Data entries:

— Start —

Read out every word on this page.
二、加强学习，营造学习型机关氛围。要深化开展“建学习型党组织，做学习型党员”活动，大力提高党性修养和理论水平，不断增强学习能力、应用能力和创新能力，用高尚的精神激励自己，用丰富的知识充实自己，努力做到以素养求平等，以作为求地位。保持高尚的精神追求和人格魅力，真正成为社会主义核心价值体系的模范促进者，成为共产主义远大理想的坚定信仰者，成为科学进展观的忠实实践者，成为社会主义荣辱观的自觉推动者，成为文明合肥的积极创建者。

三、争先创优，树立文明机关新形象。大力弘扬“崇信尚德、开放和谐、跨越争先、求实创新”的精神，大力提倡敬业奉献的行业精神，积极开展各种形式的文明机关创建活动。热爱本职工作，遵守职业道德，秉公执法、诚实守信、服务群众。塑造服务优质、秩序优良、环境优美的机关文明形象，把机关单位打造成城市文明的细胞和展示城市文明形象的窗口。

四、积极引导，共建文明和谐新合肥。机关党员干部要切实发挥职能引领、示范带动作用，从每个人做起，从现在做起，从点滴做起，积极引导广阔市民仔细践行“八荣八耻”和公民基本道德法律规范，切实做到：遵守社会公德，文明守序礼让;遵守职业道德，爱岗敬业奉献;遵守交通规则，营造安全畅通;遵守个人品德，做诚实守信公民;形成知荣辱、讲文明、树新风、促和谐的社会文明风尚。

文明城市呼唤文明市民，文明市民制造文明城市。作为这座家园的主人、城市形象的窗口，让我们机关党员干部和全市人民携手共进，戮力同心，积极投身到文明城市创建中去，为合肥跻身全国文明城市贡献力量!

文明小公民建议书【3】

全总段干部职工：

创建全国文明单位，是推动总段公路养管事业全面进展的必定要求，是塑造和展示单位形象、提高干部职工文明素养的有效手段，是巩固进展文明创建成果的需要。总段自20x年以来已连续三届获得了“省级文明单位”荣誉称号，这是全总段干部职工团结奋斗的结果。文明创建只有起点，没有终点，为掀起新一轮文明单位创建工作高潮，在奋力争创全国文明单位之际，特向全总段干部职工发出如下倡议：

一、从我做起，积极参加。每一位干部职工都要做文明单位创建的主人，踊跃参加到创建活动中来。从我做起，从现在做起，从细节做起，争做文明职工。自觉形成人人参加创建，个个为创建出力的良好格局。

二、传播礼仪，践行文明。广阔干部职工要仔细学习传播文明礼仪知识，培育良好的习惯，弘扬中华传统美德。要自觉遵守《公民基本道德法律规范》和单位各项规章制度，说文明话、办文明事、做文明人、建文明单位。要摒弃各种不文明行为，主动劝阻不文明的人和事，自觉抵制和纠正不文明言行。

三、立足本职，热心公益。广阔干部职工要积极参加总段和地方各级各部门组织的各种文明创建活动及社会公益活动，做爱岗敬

— End —

Directions for this task: Retype every record above exactly as written.

Complete response:
Read out every word on this page.
二、加强学习，营造学习型机关氛围。要深化开展“建学习型党组织，做学习型党员”活动，大力提高党性修养和理论水平，不断增强学习能力、应用能力和创新能力，用高尚的精神激励自己，用丰富的知识充实自己，努力做到以素养求平等，以作为求地位。保持高尚的精神追求和人格魅力，真正成为社会主义核心价值体系的模范促进者，成为共产主义远大理想的坚定信仰者，成为科学进展观的忠实实践者，成为社会主义荣辱观的自觉推动者，成为文明合肥的积极创建者。

三、争先创优，树立文明机关新形象。大力弘扬“崇信尚德、开放和谐、跨越争先、求实创新”的精神，大力提倡敬业奉献的行业精神，积极开展各种形式的文明机关创建活动。热爱本职工作，遵守职业道德，秉公执法、诚实守信、服务群众。塑造服务优质、秩序优良、环境优美的机关文明形象，把机关单位打造成城市文明的细胞和展示城市文明形象的窗口。

四、积极引导，共建文明和谐新合肥。机关党员干部要切实发挥职能引领、示范带动作用，从每个人做起，从现在做起，从点滴做起，积极引导广阔市民仔细践行“八荣八耻”和公民基本道德法律规范，切实做到：遵守社会公德，文明守序礼让;遵守职业道德，爱岗敬业奉献;遵守交通规则，营造安全畅通;遵守个人品德，做诚实守信公民;形成知荣辱、讲文明、树新风、促和谐的社会文明风尚。

文明城市呼唤文明市民，文明市民制造文明城市。作为这座家园的主人、城市形象的窗口，让我们机关党员干部和全市人民携手共进，戮力同心，积极投身到文明城市创建中去，为合肥跻身全国文明城市贡献力量!

文明小公民建议书【3】

全总段干部职工：

创建全国文明单位，是推动总段公路养管事业全面进展的必定要求，是塑造和展示单位形象、提高干部职工文明素养的有效手段，是巩固进展文明创建成果的需要。总段自20x年以来已连续三届获得了“省级文明单位”荣誉称号，这是全总段干部职工团结奋斗的结果。文明创建只有起点，没有终点，为掀起新一轮文明单位创建工作高潮，在奋力争创全国文明单位之际，特向全总段干部职工发出如下倡议：

一、从我做起，积极参加。每一位干部职工都要做文明单位创建的主人，踊跃参加到创建活动中来。从我做起，从现在做起，从细节做起，争做文明职工。自觉形成人人参加创建，个个为创建出力的良好格局。

二、传播礼仪，践行文明。广阔干部职工要仔细学习传播文明礼仪知识，培育良好的习惯，弘扬中华传统美德。要自觉遵守《公民基本道德法律规范》和单位各项规章制度，说文明话、办文明事、做文明人、建文明单位。要摒弃各种不文明行为，主动劝阻不文明的人和事，自觉抵制和纠正不文明言行。

三、立足本职，热心公益。广阔干部职工要积极参加总段和地方各级各部门组织的各种文明创建活动及社会公益活动，做爱岗敬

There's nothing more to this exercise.